**Task material:**
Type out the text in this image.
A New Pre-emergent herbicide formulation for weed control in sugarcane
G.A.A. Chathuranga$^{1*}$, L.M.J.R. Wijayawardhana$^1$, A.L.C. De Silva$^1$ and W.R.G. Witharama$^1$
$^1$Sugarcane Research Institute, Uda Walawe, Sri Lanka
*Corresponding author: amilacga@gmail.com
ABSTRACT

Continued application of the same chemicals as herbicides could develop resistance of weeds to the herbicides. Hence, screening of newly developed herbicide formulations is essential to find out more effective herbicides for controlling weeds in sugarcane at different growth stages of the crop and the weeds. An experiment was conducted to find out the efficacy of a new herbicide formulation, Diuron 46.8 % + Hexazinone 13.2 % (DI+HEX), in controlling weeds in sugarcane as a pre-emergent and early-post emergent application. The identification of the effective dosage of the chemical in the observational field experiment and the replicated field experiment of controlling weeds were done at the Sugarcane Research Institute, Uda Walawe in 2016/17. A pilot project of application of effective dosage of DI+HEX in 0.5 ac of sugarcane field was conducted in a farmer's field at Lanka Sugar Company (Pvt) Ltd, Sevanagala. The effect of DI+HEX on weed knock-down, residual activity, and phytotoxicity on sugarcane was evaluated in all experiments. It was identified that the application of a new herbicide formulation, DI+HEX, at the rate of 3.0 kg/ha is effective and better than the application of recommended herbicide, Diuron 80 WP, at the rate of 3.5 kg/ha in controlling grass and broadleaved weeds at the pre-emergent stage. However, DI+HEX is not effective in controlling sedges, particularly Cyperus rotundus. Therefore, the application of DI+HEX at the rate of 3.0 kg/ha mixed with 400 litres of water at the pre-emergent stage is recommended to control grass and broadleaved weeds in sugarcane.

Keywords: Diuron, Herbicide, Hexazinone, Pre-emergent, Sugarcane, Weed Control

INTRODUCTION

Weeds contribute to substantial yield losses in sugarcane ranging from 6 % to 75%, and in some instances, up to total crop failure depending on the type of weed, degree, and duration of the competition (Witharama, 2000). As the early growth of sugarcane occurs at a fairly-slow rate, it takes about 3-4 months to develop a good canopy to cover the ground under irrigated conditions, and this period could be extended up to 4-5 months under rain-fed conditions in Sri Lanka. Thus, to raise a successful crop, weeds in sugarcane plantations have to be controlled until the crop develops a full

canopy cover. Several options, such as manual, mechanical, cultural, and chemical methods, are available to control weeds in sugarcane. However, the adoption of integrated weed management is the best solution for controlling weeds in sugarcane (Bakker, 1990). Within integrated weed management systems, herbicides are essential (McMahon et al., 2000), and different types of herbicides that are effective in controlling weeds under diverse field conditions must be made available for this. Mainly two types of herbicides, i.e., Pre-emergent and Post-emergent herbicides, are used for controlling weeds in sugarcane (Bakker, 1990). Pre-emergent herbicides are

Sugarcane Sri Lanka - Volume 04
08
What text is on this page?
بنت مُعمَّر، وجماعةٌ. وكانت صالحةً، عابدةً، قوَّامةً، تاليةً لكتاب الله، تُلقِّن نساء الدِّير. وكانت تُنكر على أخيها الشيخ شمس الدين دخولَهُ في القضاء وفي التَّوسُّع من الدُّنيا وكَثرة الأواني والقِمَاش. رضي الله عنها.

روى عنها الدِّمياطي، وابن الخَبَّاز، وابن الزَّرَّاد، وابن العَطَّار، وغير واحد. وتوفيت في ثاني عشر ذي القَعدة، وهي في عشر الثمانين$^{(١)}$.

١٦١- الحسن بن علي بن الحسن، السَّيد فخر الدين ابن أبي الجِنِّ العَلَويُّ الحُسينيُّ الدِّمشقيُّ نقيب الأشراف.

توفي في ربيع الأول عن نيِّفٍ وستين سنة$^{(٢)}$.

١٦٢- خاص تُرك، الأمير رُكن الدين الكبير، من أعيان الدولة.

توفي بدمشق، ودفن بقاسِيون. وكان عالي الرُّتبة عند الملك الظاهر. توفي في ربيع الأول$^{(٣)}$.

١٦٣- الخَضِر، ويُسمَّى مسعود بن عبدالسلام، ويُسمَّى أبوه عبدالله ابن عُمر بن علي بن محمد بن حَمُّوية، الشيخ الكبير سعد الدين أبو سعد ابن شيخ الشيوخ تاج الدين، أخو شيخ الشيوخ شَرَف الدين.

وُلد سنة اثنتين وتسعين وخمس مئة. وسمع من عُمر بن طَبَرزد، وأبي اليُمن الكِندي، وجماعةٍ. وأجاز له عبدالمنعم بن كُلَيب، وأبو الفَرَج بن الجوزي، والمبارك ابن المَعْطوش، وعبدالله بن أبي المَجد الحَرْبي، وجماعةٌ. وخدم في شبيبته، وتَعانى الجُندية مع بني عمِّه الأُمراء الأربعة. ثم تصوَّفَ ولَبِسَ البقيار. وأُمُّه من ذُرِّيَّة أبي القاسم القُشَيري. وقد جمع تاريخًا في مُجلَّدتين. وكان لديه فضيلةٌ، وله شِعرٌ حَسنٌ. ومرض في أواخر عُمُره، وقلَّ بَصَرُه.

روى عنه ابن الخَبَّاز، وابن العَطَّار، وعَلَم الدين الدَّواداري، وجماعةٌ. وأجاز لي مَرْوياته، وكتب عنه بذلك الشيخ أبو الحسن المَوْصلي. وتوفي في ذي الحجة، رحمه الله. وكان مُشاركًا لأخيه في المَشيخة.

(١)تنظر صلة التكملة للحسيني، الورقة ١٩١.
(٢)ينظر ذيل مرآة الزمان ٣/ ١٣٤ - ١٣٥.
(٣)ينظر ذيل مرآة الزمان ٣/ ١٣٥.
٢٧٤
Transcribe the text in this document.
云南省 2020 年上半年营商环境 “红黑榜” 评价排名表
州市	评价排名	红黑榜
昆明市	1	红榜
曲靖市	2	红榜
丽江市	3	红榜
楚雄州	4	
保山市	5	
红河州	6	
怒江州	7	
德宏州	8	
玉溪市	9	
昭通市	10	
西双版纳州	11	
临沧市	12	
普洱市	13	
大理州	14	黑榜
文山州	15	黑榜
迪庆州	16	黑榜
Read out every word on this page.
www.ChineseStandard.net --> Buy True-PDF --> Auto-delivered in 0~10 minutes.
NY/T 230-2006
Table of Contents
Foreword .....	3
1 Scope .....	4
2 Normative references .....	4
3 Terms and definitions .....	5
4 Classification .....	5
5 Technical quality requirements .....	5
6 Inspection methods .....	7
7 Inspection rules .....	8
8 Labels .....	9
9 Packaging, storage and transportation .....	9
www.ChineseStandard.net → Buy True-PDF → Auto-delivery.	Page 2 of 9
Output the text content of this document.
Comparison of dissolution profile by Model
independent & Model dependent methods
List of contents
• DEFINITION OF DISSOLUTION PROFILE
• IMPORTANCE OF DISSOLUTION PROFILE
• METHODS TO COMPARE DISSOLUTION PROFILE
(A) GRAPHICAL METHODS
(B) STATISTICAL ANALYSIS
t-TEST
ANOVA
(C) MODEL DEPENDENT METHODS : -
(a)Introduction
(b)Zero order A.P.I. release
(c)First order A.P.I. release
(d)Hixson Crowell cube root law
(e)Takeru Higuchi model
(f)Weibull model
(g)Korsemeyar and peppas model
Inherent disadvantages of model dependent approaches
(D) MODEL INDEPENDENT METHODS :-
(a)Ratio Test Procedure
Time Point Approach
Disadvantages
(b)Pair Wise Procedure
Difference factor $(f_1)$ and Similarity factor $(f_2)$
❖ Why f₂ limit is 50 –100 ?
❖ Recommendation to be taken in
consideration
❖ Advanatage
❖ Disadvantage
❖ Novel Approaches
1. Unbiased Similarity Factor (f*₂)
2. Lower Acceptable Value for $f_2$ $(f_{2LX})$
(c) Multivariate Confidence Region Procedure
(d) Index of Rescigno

**Given exercise:**
Using the records above, copy every line that has the word "ChineseStandard" in it.

**Solution:**
www.ChineseStandard.net --> Buy True-PDF --> Auto-delivered in 0~10 minutes.
www.ChineseStandard.net → Buy True-PDF → Auto-delivery.	Page 2 of 9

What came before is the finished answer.